**STATED EXERCISE**.
Copy out, word for word, everything from the first of the dataset items down to the line containing "The optical detecting", including both of those lines.

**Dataset items**.
┌──
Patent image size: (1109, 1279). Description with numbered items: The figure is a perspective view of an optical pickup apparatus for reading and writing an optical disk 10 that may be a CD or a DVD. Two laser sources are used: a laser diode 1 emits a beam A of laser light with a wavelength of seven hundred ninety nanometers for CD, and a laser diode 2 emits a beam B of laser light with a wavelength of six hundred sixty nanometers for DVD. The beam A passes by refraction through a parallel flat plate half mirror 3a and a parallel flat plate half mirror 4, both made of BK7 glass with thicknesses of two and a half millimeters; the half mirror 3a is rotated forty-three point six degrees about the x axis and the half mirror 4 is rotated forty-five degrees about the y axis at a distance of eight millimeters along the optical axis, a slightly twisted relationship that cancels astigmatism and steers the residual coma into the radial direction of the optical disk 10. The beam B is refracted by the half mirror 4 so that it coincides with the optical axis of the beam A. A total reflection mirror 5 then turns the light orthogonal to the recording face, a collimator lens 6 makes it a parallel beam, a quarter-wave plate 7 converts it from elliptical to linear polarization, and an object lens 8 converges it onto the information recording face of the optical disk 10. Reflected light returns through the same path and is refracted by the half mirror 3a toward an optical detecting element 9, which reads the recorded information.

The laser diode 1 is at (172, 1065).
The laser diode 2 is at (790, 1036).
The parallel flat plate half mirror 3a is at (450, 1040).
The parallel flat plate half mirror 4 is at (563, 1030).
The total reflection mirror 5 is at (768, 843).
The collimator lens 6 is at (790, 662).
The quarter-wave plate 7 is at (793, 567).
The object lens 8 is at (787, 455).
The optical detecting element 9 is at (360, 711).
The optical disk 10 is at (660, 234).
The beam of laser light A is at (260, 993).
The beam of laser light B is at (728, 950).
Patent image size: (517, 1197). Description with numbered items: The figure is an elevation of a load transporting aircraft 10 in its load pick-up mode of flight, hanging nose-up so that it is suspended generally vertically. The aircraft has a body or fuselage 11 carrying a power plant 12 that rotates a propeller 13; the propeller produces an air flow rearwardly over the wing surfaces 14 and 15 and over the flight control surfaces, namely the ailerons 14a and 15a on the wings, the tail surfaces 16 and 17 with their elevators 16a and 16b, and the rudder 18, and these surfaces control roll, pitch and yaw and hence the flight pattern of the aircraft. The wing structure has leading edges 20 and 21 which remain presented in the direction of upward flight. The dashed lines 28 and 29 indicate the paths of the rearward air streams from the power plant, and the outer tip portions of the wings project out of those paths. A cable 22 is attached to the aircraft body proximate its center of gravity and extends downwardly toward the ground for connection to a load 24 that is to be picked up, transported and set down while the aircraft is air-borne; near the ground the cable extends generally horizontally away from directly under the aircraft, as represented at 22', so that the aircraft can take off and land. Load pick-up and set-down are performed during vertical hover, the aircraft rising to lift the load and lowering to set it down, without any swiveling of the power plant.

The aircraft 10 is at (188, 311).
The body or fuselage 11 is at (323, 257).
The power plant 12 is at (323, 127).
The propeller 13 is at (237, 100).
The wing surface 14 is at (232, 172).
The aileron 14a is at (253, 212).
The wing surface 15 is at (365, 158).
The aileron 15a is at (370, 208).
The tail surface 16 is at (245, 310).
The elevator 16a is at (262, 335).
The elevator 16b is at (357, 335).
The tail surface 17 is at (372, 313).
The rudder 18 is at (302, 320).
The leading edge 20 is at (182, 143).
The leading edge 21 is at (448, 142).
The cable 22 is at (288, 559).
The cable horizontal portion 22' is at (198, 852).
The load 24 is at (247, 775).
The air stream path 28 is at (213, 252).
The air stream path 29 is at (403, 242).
└──
**WRITTEN REPLY**.
Patent image size: (1109, 1279). Description with numbered items: The figure is a perspective view of an optical pickup apparatus for reading and writing an optical disk 10 that may be a CD or a DVD. Two laser sources are used: a laser diode 1 emits a beam A of laser light with a wavelength of seven hundred ninety nanometers for CD, and a laser diode 2 emits a beam B of laser light with a wavelength of six hundred sixty nanometers for DVD. The beam A passes by refraction through a parallel flat plate half mirror 3a and a parallel flat plate half mirror 4, both made of BK7 glass with thicknesses of two and a half millimeters; the half mirror 3a is rotated forty-three point six degrees about the x axis and the half mirror 4 is rotated forty-five degrees about the y axis at a distance of eight millimeters along the optical axis, a slightly twisted relationship that cancels astigmatism and steers the residual coma into the radial direction of the optical disk 10. The beam B is refracted by the half mirror 4 so that it coincides with the optical axis of the beam A. A total reflection mirror 5 then turns the light orthogonal to the recording face, a collimator lens 6 makes it a parallel beam, a quarter-wave plate 7 converts it from elliptical to linear polarization, and an object lens 8 converges it onto the information recording face of the optical disk 10. Reflected light returns through the same path and is refracted by the half mirror 3a toward an optical detecting element 9, which reads the recorded information.

The laser diode 1 is at (172, 1065).
The laser diode 2 is at (790, 1036).
The parallel flat plate half mirror 3a is at (450, 1040).
The parallel flat plate half mirror 4 is at (563, 1030).
The total reflection mirror 5 is at (768, 843).
The collimator lens 6 is at (790, 662).
The quarter-wave plate 7 is at (793, 567).
The object lens 8 is at (787, 455).
The optical detecting element 9 is at (360, 711).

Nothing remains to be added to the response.